● GIVEN RECORDS

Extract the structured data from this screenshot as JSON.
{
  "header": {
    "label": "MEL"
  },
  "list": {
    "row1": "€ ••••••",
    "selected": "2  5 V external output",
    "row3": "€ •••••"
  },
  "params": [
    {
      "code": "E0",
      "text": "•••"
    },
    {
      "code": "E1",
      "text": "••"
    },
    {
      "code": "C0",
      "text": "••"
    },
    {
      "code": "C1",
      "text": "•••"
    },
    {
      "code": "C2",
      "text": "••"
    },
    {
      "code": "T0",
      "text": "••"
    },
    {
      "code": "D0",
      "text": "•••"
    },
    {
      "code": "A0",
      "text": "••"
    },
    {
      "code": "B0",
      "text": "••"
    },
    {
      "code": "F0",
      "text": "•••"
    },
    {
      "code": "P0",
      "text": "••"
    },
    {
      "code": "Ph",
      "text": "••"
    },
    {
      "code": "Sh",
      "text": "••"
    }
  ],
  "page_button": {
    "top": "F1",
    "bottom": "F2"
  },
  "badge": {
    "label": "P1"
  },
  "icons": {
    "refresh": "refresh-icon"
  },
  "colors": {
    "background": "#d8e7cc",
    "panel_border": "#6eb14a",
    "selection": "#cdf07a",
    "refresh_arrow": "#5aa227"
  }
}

● DIRECTIONS
Type the material above out again, exactly.

● COMPLETED EXERCISE
Extract the structured data from this screenshot as JSON.
{
  "header": {
    "label": "MEL"
  },
  "list": {
    "row1": "€ ••••••",
    "selected": "2  5 V external output",
    "row3": "€ •••••"
  },
  "params": [
    {
      "code": "E0",
      "text": "•••"
    },
    {
      "code": "E1",
      "text": "••"
    },
    {
      "code": "C0",
      "text": "••"
    },
    {
      "code": "C1",
      "text": "•••"
    },
    {
      "code": "C2",
      "text": "••"
    },
    {
      "code": "T0",
      "text": "••"
    },
    {
      "code": "D0",
      "text": "•••"
    },
    {
      "code": "A0",
      "text": "••"
    },
    {
      "code": "B0",
      "text": "••"
    },
    {
      "code": "F0",
      "text": "•••"
    },
    {
      "code": "P0",
      "text": "••"
    },
    {
      "code": "Ph",
      "text": "••"
    },
    {
      "code": "Sh",
      "text": "••"
    }
  ],
  "page_button": {
    "top": "F1",
    "bottom": "F2"
  },
  "badge": {
    "label": "P1"
  },
  "icons": {
    "refresh": "refresh-icon"
  },
  "colors": {
    "background": "#d8e7cc",
    "panel_border": "#6eb14a",
    "selection": "#cdf07a",
    "refresh_arrow": "#5aa227"
  }
}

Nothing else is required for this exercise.